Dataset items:
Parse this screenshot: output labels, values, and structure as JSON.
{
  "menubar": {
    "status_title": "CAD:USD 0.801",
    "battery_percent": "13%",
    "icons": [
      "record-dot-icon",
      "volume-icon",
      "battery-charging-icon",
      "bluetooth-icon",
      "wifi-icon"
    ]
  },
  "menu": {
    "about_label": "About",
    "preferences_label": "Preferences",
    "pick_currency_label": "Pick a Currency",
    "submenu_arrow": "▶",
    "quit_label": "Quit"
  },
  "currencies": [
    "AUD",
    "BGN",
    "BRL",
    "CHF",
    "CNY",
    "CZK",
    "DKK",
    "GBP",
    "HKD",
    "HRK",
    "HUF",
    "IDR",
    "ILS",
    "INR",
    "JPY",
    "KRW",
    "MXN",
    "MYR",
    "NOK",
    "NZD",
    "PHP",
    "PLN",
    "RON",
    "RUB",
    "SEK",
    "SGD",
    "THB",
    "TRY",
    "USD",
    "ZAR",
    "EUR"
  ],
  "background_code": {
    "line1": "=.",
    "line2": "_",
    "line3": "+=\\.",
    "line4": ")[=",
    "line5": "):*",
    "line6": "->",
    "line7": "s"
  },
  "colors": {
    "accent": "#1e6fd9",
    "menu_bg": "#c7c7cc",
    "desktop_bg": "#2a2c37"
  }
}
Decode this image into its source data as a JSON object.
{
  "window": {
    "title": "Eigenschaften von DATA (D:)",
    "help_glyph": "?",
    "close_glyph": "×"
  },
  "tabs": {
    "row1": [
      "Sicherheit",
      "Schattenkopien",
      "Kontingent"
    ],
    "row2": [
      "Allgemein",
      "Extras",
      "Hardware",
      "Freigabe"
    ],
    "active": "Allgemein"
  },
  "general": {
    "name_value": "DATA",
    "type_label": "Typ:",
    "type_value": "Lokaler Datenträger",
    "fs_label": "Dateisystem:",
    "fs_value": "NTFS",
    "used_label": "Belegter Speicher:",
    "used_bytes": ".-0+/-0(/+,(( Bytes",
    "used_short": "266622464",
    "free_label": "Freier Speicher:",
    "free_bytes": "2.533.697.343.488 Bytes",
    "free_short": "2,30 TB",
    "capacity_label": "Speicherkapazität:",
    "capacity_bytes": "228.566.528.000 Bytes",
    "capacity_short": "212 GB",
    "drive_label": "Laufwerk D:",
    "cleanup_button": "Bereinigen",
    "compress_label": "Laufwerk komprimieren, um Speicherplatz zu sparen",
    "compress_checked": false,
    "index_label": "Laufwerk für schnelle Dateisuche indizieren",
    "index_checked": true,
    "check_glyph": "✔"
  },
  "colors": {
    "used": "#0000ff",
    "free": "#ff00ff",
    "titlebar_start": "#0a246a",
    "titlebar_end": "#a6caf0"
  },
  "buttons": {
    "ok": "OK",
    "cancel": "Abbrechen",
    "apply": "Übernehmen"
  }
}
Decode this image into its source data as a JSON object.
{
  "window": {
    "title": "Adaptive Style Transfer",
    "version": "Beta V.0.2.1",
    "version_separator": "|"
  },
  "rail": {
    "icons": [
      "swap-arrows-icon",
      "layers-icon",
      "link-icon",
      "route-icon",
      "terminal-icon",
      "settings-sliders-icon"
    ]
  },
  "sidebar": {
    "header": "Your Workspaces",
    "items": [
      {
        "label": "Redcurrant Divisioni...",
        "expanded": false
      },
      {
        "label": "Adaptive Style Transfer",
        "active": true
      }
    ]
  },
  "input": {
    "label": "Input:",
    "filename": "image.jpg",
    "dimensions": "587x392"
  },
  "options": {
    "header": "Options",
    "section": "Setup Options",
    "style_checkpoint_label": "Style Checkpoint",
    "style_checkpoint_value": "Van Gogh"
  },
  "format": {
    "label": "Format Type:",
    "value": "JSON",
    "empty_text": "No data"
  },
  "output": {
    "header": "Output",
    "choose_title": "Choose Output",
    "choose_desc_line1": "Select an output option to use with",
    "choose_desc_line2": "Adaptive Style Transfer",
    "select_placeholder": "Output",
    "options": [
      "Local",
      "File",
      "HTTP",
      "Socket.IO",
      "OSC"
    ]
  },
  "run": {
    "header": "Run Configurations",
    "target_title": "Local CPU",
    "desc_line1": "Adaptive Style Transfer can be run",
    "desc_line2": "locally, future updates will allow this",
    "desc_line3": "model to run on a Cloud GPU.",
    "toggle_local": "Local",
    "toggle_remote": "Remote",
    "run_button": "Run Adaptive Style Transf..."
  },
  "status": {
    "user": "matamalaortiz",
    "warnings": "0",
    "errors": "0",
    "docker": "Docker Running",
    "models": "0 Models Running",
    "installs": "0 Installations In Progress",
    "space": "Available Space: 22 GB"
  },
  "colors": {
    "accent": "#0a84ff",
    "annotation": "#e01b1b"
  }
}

- **WHAT IS EXPECTED**
The records above should be returned exactly.

- **EXERCISE SOLUTION**
Parse this screenshot: output labels, values, and structure as JSON.
{
  "menubar": {
    "status_title": "CAD:USD 0.801",
    "battery_percent": "13%",
    "icons": [
      "record-dot-icon",
      "volume-icon",
      "battery-charging-icon",
      "bluetooth-icon",
      "wifi-icon"
    ]
  },
  "menu": {
    "about_label": "About",
    "preferences_label": "Preferences",
    "pick_currency_label": "Pick a Currency",
    "submenu_arrow": "▶",
    "quit_label": "Quit"
  },
  "currencies": [
    "AUD",
    "BGN",
    "BRL",
    "CHF",
    "CNY",
    "CZK",
    "DKK",
    "GBP",
    "HKD",
    "HRK",
    "HUF",
    "IDR",
    "ILS",
    "INR",
    "JPY",
    "KRW",
    "MXN",
    "MYR",
    "NOK",
    "NZD",
    "PHP",
    "PLN",
    "RON",
    "RUB",
    "SEK",
    "SGD",
    "THB",
    "TRY",
    "USD",
    "ZAR",
    "EUR"
  ],
  "background_code": {
    "line1": "=.",
    "line2": "_",
    "line3": "+=\\.",
    "line4": ")[=",
    "line5": "):*",
    "line6": "->",
    "line7": "s"
  },
  "colors": {
    "accent": "#1e6fd9",
    "menu_bg": "#c7c7cc",
    "desktop_bg": "#2a2c37"
  }
}
Decode this image into its source data as a JSON object.
{
  "window": {
    "title": "Eigenschaften von DATA (D:)",
    "help_glyph": "?",
    "close_glyph": "×"
  },
  "tabs": {
    "row1": [
      "Sicherheit",
      "Schattenkopien",
      "Kontingent"
    ],
    "row2": [
      "Allgemein",
      "Extras",
      "Hardware",
      "Freigabe"
    ],
    "active": "Allgemein"
  },
  "general": {
    "name_value": "DATA",
    "type_label": "Typ:",
    "type_value": "Lokaler Datenträger",
    "fs_label": "Dateisystem:",
    "fs_value": "NTFS",
    "used_label": "Belegter Speicher:",
    "used_bytes": ".-0+/-0(/+,(( Bytes",
    "used_short": "266622464",
    "free_label": "Freier Speicher:",
    "free_bytes": "2.533.697.343.488 Bytes",
    "free_short": "2,30 TB",
    "capacity_label": "Speicherkapazität:",
    "capacity_bytes": "228.566.528.000 Bytes",
    "capacity_short": "212 GB",
    "drive_label": "Laufwerk D:",
    "cleanup_button": "Bereinigen",
    "compress_label": "Laufwerk komprimieren, um Speicherplatz zu sparen",
    "compress_checked": false,
    "index_label": "Laufwerk für schnelle Dateisuche indizieren",
    "index_checked": true,
    "check_glyph": "✔"
  },
  "colors": {
    "used": "#0000ff",
    "free": "#ff00ff",
    "titlebar_start": "#0a246a",
    "titlebar_end": "#a6caf0"
  },
  "buttons": {
    "ok": "OK",
    "cancel": "Abbrechen",
    "apply": "Übernehmen"
  }
}
Decode this image into its source data as a JSON object.
{
  "window": {
    "title": "Adaptive Style Transfer",
    "version": "Beta V.0.2.1",
    "version_separator": "|"
  },
  "rail": {
    "icons": [
      "swap-arrows-icon",
      "layers-icon",
      "link-icon",
      "route-icon",
      "terminal-icon",
      "settings-sliders-icon"
    ]
  },
  "sidebar": {
    "header": "Your Workspaces",
    "items": [
      {
        "label": "Redcurrant Divisioni...",
        "expanded": false
      },
      {
        "label": "Adaptive Style Transfer",
        "active": true
      }
    ]
  },
  "input": {
    "label": "Input:",
    "filename": "image.jpg",
    "dimensions": "587x392"
  },
  "options": {
    "header": "Options",
    "section": "Setup Options",
    "style_checkpoint_label": "Style Checkpoint",
    "style_checkpoint_value": "Van Gogh"
  },
  "format": {
    "label": "Format Type:",
    "value": "JSON",
    "empty_text": "No data"
  },
  "output": {
    "header": "Output",
    "choose_title": "Choose Output",
    "choose_desc_line1": "Select an output option to use with",
    "choose_desc_line2": "Adaptive Style Transfer",
    "select_placeholder": "Output",
    "options": [
      "Local",
      "File",
      "HTTP",
      "Socket.IO",
      "OSC"
    ]
  },
  "run": {
    "header": "Run Configurations",
    "target_title": "Local CPU",
    "desc_line1": "Adaptive Style Transfer can be run",
    "desc_line2": "locally, future updates will allow this",
    "desc_line3": "model to run on a Cloud GPU.",
    "toggle_local": "Local",
    "toggle_remote": "Remote",
    "run_button": "Run Adaptive Style Transf..."
  },
  "status": {
    "user": "matamalaortiz",
    "warnings": "0",
    "errors": "0",
    "docker": "Docker Running",
    "models": "0 Models Running",
    "installs": "0 Installations In Progress",
    "space": "Available Space: 22 GB"
  },
  "colors": {
    "accent": "#0a84ff",
    "annotation": "#e01b1b"
  }
}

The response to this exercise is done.